**RECORDS FOR THE TASK**
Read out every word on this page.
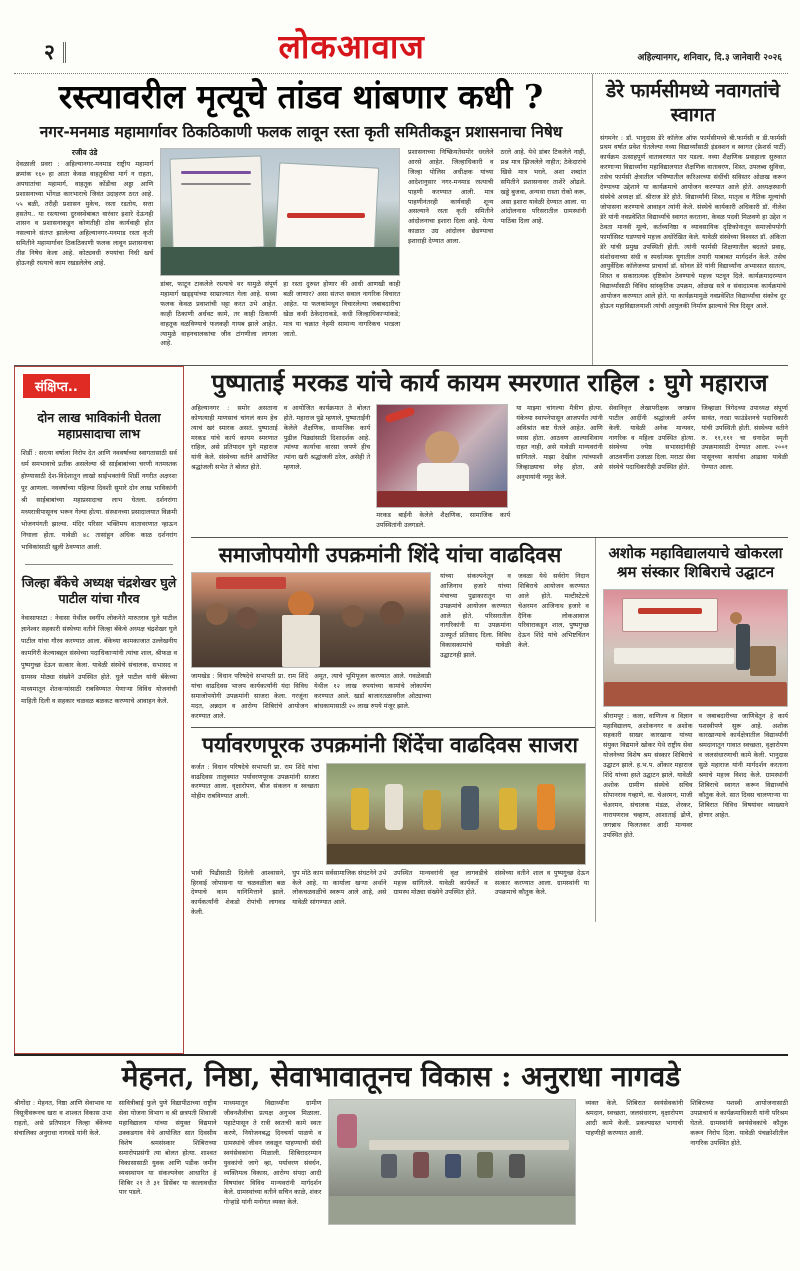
२	लोकआवाज	अहिल्यानगर, शनिवार, दि.३ जानेवारी २०२६
रस्त्यावरील मृत्यूचे तांडव थांबणार कधी ?
नगर-मनमाड महामार्गावर ठिकठिकाणी फलक लावून रस्ता कृती समितीकडून प्रशासनाचा निषेध
रजीव उंडे
देवळाली प्रवरा : अहिल्यानगर-मनमाड राष्ट्रीय महामार्ग क्रमांक १६० हा आता केवळ वाहतुकीचा मार्ग न राहता, अपघातांचा महामार्ग, वाहतूक कोंडीचा अड्डा आणि प्रशासनाच्या भोंगळ कारभाराचे जिवंत उदाहरण ठरत आहे. ५५ बळी, तरीही प्रशासन मुकेच, रस्ता रडतोय, सत्ता हसतेय.. या रस्त्याच्या दुरवस्थेबाबत वारंवार इशारे देऊनही शासन व प्रशासनाकडून कोणतीही ठोस कार्यवाही होत नसल्याने संतप्त झालेल्या अहिल्यानगर-मनमाड रस्ता कृती समितीने महामार्गावर ठिकठिकाणी फलक लावून प्रशासनाचा तीव्र निषेध केला आहे. कोट्यवधी रुपयांचा निधी खर्च होऊनही रस्त्याचे काम रखडलेलेच आहे.
डांबर, फाटून टाकलेले रस्त्याचे थर यामुळे संपूर्ण महामार्ग खड्ड्यांच्या साम्राज्यात गेला आहे. सध्या फलक केवळ प्रवाशांची थट्टा करत उभे आहेत. काही ठिकाणी अर्धवट कामे, तर काही ठिकाणी वाहतूक वळविण्याचे फलकही गायब झाले आहेत. त्यामुळे वाहनचालकांचा जीव टांगणीला लागला आहे.
हा रस्ता दुरुस्त होणार की आधी आणखी काही बळी जाणार? असा संतप्त सवाल नागरिक विचारत आहेत. या फलकांमधून विचारलेल्या जबाबदारीचा खेळ कधी ठेकेदाराकडे, कधी जिल्हाधिकाऱ्यांकडे; मात्र या चक्रात नेहमी सामान्य नागरिकच भरडला जातो.
प्रशासनाच्या निष्क्रियतेसमोर धरलेले आरसे आहेत. जिल्हाधिकारी व जिल्हा पोलिस अधीक्षक यांच्या आदेशानुसार नगर-मनमाड रस्त्याची पाहणी करण्यात आली. मात्र पाहणीनंतरही कार्यवाही शून्य असल्याने रस्ता कृती समितीने आंदोलनाचा इशारा दिला आहे. येत्या काळात उग्र आंदोलन छेडण्याचा इशाराही देण्यात आला.
ठरले आहे. येथे डांबर टिकलेले नाही, प्रश्न मात्र झिजलेले नाहीत; ठेकेदारांचे खिसे मात्र भरले, अशा शब्दांत समितीने प्रशासनावर ताशेरे ओढले. खड्डे बुजवा, अन्यथा रास्ता रोको करू, असा इशारा यावेळी देण्यात आला. या आंदोलनास परिसरातील ग्रामस्थांनी पाठिंबा दिला आहे.
डेरे फार्मसीमध्ये नवागतांचे स्वागत
संगमनेर : डॉ. भानुदास डेरे कॉलेज ऑफ फार्मसीमध्ये बी.फार्मसी व डी.फार्मसी प्रथम वर्षात प्रवेश घेतलेल्या नव्या विद्यार्थ्यांसाठी इंडक्शन व स्वागत (फ्रेशर्स पार्टी) कार्यक्रम उत्साहपूर्ण वातावरणात पार पडला. नव्या शैक्षणिक प्रवाहाला सुरुवात करणाऱ्या विद्यार्थ्यांना महाविद्यालयात शैक्षणिक वातावरण, शिस्त, उपलब्ध सुविधा, तसेच फार्मसी क्षेत्रातील भविष्यातील करिअरच्या संधींची सविस्तर ओळख करून देण्याच्या उद्देशाने या कार्यक्रमाचे आयोजन करण्यात आले होते. अध्यक्षस्थानी संस्थेचे अध्यक्ष डॉ. श्रीराज डेरे होते. विद्यार्थ्यांनी शिस्त, मातृत्व व नैतिक मूल्यांची जोपासना करण्याचे आवाहन त्यांनी केले. संस्थेचे कार्यकारी अधिकारी डॉ. नीलेश डेरे यांनी नवप्रवेशित विद्यार्थ्यांचे स्वागत करताना, केवळ पदवी मिळवणे हा उद्देश न ठेवता मानवी मूल्ये, कर्तव्यनिष्ठा व व्यावसायिक दृष्टिकोनातून समाजोपयोगी फार्मासिस्ट घडण्याचे महत्त्व अधोरेखित केले. यावेळी संस्थेच्या विश्वस्त डॉ. अंकिता डेरे यांची प्रमुख उपस्थिती होती. त्यांनी फार्मसी शिक्षणातील बदलते प्रवाह, संशोधनाच्या संधी व स्पर्धात्मक युगातील तयारी याबाबत मार्गदर्शन केले. तसेच आयुर्वेदिक कॉलेजच्या प्राचार्या डॉ. सोनल डेरे यांनी विद्यार्थ्यांना अभ्यासात सातत्य, शिस्त व सकारात्मक दृष्टिकोन ठेवण्याचे महत्त्व पटवून दिले. कार्यक्रमादरम्यान विद्यार्थ्यांसाठी विविध सांस्कृतिक उपक्रम, ओळख सत्रे व संवादात्मक कार्यक्रमांचे आयोजन करण्यात आले होते. या कार्यक्रमामुळे नवप्रवेशित विद्यार्थ्यांचा संकोच दूर होऊन महाविद्यालयाशी त्यांची आपुलकी निर्माण झाल्याचे चित्र दिसून आले.
संक्षिप्त..
दोन लाख भाविकांनी घेतला महाप्रसादाचा लाभ
शिर्डी : सरत्या वर्षाला निरोप देत आणि नववर्षाच्या स्वागतासाठी सर्व धर्म समभावाचे प्रतीक असलेल्या श्री साईबाबांच्या चरणी नतमस्तक होण्यासाठी देश-विदेशातून लाखो साईभक्तांनी शिर्डी नगरीत अक्षरशः पूर आणला. नववर्षाच्या पहिल्या दिवशी सुमारे दोन लाख भाविकांनी श्री साईबाबांच्या महाप्रसादाचा लाभ घेतला. दर्शनरांगा मध्यरात्रीपासूनच भरून गेल्या होत्या. संस्थानच्या प्रसादालयात विक्रमी भोजनपंगती झाल्या. मंदिर परिसर भक्तिमय वातावरणात न्हाऊन निघाला होता. यावेळी ४८ तासांहून अधिक काळ दर्शनरांग भाविकांसाठी खुली ठेवण्यात आली.
जिल्हा बँकेचे अध्यक्ष चंद्रशेखर घुले पाटील यांचा गौरव
नेवासाफाटा : नेवासा येथील स्वर्गीय लोकनेते मारुतराव घुले पाटील ज्ञानेश्वर सहकारी संस्थेच्या वतीने जिल्हा बँकेचे अध्यक्ष चंद्रशेखर घुले पाटील यांचा गौरव करण्यात आला. बँकेच्या कामकाजात उल्लेखनीय कामगिरी केल्याबद्दल संस्थेच्या पदाधिकाऱ्यांनी त्यांचा शाल, श्रीफळ व पुष्पगुच्छ देऊन सत्कार केला. यावेळी संस्थेचे संचालक, सभासद व ग्रामस्थ मोठ्या संख्येने उपस्थित होते. घुले पाटील यांनी बँकेच्या माध्यमातून शेतकऱ्यांसाठी राबविण्यात येणाऱ्या विविध योजनांची माहिती दिली व सहकार चळवळ बळकट करण्याचे आवाहन केले.
पुष्पाताई मरकड यांचे कार्य कायम स्मरणात राहिल : घुगे महाराज
अहिल्यानगर : समोर असताना कोणत्याही माणसाचं चांगलं काम हेच त्याचं खरं स्मारक असतं. पुष्पाताई मरकड यांचे कार्य कायम स्मरणात राहिल, असे प्रतिपादन घुगे महाराज यांनी केले. संस्थेच्या वतीने आयोजित श्रद्धांजली सभेत ते बोलत होते.
व आयोजित कार्यक्रमात ते बोलत होते. महाराज पुढे म्हणाले, पुष्पाताईंनी केलेले शैक्षणिक, सामाजिक कार्य पुढील पिढ्यांसाठी दिशादर्शक आहे. त्यांच्या कार्याचा वारसा जपणे हीच त्यांना खरी श्रद्धांजली ठरेल, असेही ते म्हणाले.
मरकड बाईंनी केलेले शैक्षणिक, सामाजिक कार्य उपस्थितांनी उलगडले.
या माझ्या चांगल्या मैत्रीण होत्या. यंकेच्या स्थापनेपासून आजपर्यंत त्यांनी अविश्रांत कष्ट घेतले आहेत. आणि ध्यास होता. आठवण आल्याशिवाय राहत नाही, असे यावेळी मान्यवरांनी सांगितले. माझा देखील त्यांच्याशी जिव्हाळ्याचा स्नेह होता, असे अनुयायांनी नमूद केले.
सेवानिवृत्त लेखापरीक्षक जगन्नाथ पाटील आदींनी श्रद्धांजली अर्पण केली. यावेळी अनेक मान्यवर, नागरिक व महिला उपस्थित होत्या. संस्थेच्या ज्येष्ठ सभासदांनीही आठवणींना उजाळा दिला. मराठा सेवा संस्थेचे पदाधिकारीही उपस्थित होते.
जिव्हाळा त्रिगेदच्या उपाध्यक्ष संपूर्णा सावंत, नरडा फाउंडेशनचे पदाधिकारी यांची उपस्थिती होती. संस्थेच्या वतीने रु. ११,१११ चा धनादेश स्मृती उपक्रमासाठी देण्यात आला. २००१ पासूनच्या कार्याचा आढावा यावेळी घेण्यात आला.
समाजोपयोगी उपक्रमांनी शिंदे यांचा वाढदिवस
जामखेड : विधान परिषदेचे सभापती प्रा. राम शिंदे यांचा वाढदिवस भाजप कार्यकर्त्यांनी यंदा विविध समाजोपयोगी उपक्रमांनी साजरा केला. गरजूंना मदत, अन्नदान व आरोग्य शिबिरांचे आयोजन करण्यात आले.
अमूत, त्याचे भूमिपूजन करण्यात आले. गवळेवाडी येथील १२ लाख रुपयांच्या कामांचे लोकार्पण करण्यात आले. खर्डा बाजारतळावरील ओट्याच्या बांधकामासाठी २० लाख रुपये मंजूर झाले.
यांच्या संकल्पनेतून व आजिनाथ हजारे यांच्या मंचाच्या पुढाकारातून या उपक्रमांचे आयोजन करण्यात आले होते. परिसरातील नागरिकांनी या उपक्रमांना उत्स्फूर्त प्रतिसाद दिला. विविध विकासकामांचे यावेळी उद्घाटनही झाले.
जवळा येथे सर्वरोग निदान शिबिराचे आयोजन करण्यात आले होते. मल्टीस्टेटचे चेअरमन आजिनाथ हजारे व दैनिक लोकआवाज परिवाराकडून शाल, पुष्पगुच्छ देऊन शिंदे यांचे अभिष्टचिंतन केले.
पर्यावरणपूरक उपक्रमांनी शिंदेंचा वाढदिवस साजरा
कर्जत : विधान परिषदेचे सभापती प्रा. राम शिंदे यांचा वाढदिवस तालुक्यात पर्यावरणपूरक उपक्रमांनी साजरा करण्यात आला. वृक्षारोपण, बीज संकलन व स्वच्छता मोहीम राबविण्यात आली.
भावी पिढीसाठी दिलेली आश्वासने, हिरवाई जोपासना या चळवळीला बळ देण्याचे काम यानिमित्ताने झाले. कार्यकर्त्यांनी शेकडो रोपांची लागवड केली.
घुप मोठे काम सर्वसामाजिक संघटनेने उभे केले आहे. या कार्याला खऱ्या अर्थाने लोकचळवळीचे स्वरूप आले आहे, असे यावेळी सांगण्यात आले.
उपस्थित मान्यवरांनी वृक्ष लागवडीचे महत्त्व सांगितले. यावेळी कार्यकर्ते व ग्रामस्थ मोठ्या संख्येने उपस्थित होते.
संस्थेच्या वतीने शाल व पुष्पगुच्छ देऊन सत्कार करण्यात आला. ग्रामस्थांनी या उपक्रमाचे कौतुक केले.
अशोक महाविद्यालयाचे खोकरला श्रम संस्कार शिबिराचे उद्घाटन
श्रीरामपूर : कला, वाणिज्य व विज्ञान महाविद्यालय, अशोकनगर व अशोक सहकारी साखर कारखाना यांच्या संयुक्त विद्यमाने खोकर येथे राष्ट्रीय सेवा योजनेच्या विशेष श्रम संस्कार शिबिराचे उद्घाटन झाले. ह.भ.प. ओंकार महाराज शिंदे यांच्या हस्ते उद्घाटन झाले. यावेळी अशोक ग्रामीण संस्थेचे सचिव सोपानराव गव्हाणे, वा. चेअरमन, माजी चेअरमन, संचालक मंडळ, शेरकर, नारायणराव चव्हाण, आशाताई ढोणे, जगन्नाथ फिलतकर आदी मान्यवर उपस्थित होते.
व जबाबदारीच्या जाणिवेतून हे कार्य यशस्वीपणे सुरू आहे. अशोक कारखान्याचे कार्यक्षेत्रातील विद्यार्थ्यांनी श्रमदानातून गावात स्वच्छता, वृक्षारोपण व जलसंधारणाची कामे केली. भानुदास सुळे महाराज यांनी मार्गदर्शन करताना श्रमाचे महत्त्व विशद केले. ग्रामस्थांनी शिबिराचे स्वागत करून विद्यार्थ्यांचे कौतुक केले. सात दिवस चालणाऱ्या या शिबिरात विविध विषयांवर व्याख्याने होणार आहेत.
मेहनत, निष्ठा, सेवाभावातूनच विकास : अनुराधा नागवडे
श्रीगोंदा : मेहनत, निष्ठा आणि सेवाभाव या त्रिसूत्रीवरूनच खरा व शाश्वत विकास उभा राहतो, असे प्रतिपादन जिल्हा बँकेच्या संचालिका अनुराधा नागवडे यांनी केले.
सावित्रीबाई फुले पुणे विद्यापीठाच्या राष्ट्रीय सेवा योजना विभाग व श्री छत्रपती शिवाजी महाविद्यालय यांच्या संयुक्त विद्यमाने उक्कडगाव येथे आयोजित सात दिवसीय विशेष श्रमसंस्कार शिबिराच्या समारोपप्रसंगी त्या बोलत होत्या. शाश्वत विकासासाठी युवक आणि पडीक जमीन व्यवस्थापन या संकल्पनेवर आधारित हे शिबिर २१ ते ३१ डिसेंबर या कालावधीत पार पडले.
माध्यमातून विद्यार्थ्यांना ग्रामीण जीवनशैलीचा प्रत्यक्ष अनुभव मिळाला. पहाटेपासून ते रात्री स्वतःची कामे स्वतः करणे, नियोजनबद्ध दिनचर्या पाळणे व ग्रामस्थांचे जीवन जवळून पाहण्याची संधी स्वयंसेवकांना मिळाली. शिबिरादरम्यान युवकांनो जागे व्हा, पर्यावरण संवर्धन, व्यक्तिमत्व विकास, आरोग्य संपदा आदी विषयांवर विविध मान्यवरांनी मार्गदर्शन केले. ग्रामस्थांच्या वतीने सचिन काळे, शंकर गोऱ्हांडे यांनी मनोगत व्यक्त केले.
व्यक्त केले. शिबिरात स्वयंसेवकांनी श्रमदान, स्वच्छता, जलसंधारण, वृक्षारोपण आदी कामे केली. प्रकल्पग्रस्त भागाची पाहणीही करण्यात आली.
शिबिराच्या यशस्वी आयोजनासाठी उपप्राचार्य व कार्यक्रमाधिकारी यांनी परिश्रम घेतले. ग्रामस्थांनी स्वयंसेवकांचे कौतुक करून निरोप दिला. यावेळी पंचक्रोशीतील नागरिक उपस्थित होते.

**TASK PROMPT**
Filter out all lines lacking the word "मरकड" and copy the rest.

**FINISHED TASK**
पुष्पाताई मरकड यांचे कार्य कायम स्मरणात राहिल : घुगे महाराज
अहिल्यानगर : समोर असताना कोणत्याही माणसाचं चांगलं काम हेच त्याचं खरं स्मारक असतं. पुष्पाताई मरकड यांचे कार्य कायम स्मरणात राहिल, असे प्रतिपादन घुगे महाराज यांनी केले. संस्थेच्या वतीने आयोजित श्रद्धांजली सभेत ते बोलत होते.
मरकड बाईंनी केलेले शैक्षणिक, सामाजिक कार्य उपस्थितांनी उलगडले.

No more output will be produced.